Scan the records and identify every line in which the string "Output" occurs, then return those lines.
#### Given data ####
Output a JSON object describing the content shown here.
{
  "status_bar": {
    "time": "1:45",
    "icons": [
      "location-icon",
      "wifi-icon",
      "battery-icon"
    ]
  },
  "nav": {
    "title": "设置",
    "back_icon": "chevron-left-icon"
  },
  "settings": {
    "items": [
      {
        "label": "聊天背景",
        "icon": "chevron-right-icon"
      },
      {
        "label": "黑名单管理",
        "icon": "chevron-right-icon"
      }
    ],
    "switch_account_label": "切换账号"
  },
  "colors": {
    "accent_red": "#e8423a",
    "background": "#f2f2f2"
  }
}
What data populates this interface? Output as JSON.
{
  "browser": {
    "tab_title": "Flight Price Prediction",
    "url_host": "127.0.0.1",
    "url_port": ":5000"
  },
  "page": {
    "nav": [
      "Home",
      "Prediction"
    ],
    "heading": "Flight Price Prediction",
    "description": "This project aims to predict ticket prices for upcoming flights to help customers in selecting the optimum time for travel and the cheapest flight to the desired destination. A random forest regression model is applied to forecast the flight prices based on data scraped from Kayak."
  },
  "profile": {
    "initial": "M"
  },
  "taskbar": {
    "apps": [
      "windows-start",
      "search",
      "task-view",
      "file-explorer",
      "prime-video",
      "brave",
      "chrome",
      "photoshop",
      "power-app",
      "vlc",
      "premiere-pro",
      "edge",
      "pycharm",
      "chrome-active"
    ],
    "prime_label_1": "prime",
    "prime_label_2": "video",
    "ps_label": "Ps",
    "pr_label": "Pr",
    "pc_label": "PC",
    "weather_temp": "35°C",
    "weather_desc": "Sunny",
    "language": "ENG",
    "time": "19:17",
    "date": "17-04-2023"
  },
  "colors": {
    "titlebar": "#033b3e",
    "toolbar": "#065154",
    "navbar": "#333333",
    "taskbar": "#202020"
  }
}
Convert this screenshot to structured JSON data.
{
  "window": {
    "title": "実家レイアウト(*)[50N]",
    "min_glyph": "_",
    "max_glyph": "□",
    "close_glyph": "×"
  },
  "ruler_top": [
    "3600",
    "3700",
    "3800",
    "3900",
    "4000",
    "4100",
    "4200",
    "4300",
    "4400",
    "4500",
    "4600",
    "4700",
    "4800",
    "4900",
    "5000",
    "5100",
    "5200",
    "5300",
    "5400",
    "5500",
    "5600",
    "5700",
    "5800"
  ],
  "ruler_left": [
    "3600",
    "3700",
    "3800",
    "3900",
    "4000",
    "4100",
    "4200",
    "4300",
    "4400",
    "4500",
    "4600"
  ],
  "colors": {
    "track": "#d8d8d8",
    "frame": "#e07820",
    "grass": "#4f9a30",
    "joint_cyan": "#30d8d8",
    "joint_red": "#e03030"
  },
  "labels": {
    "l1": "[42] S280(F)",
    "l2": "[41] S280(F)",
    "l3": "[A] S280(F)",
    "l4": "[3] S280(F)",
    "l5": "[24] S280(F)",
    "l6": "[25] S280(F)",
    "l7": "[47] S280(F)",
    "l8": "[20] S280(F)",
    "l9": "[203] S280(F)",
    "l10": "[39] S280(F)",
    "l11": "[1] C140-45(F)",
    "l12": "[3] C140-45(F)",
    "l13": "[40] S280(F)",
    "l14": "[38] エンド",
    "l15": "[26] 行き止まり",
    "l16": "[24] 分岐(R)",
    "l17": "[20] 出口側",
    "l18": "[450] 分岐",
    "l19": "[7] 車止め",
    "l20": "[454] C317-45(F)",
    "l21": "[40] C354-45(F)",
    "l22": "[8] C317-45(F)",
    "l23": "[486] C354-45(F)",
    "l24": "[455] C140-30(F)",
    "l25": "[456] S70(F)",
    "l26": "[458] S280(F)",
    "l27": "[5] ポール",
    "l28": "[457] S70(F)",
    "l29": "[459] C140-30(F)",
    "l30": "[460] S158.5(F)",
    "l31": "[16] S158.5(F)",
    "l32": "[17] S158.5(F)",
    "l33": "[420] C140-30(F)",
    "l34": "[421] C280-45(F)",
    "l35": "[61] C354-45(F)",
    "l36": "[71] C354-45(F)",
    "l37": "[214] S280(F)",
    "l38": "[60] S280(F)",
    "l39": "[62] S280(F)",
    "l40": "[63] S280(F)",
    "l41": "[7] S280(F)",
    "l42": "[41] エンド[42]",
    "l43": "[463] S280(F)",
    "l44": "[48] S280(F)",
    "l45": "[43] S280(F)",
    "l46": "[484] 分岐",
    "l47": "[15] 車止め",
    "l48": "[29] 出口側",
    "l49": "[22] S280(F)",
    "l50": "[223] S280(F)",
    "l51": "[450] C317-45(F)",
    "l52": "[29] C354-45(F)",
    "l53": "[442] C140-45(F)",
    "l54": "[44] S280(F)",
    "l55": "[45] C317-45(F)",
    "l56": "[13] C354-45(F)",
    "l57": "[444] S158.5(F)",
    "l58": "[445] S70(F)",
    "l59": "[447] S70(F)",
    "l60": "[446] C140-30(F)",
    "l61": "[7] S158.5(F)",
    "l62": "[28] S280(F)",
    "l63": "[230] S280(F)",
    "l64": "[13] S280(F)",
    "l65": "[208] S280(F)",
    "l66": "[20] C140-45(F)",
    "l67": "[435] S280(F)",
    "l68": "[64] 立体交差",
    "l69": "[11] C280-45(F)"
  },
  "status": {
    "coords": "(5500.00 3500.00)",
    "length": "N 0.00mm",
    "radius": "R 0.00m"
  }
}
####
# Exercise solution:
Output a JSON object describing the content shown here.
What data populates this interface? Output as JSON.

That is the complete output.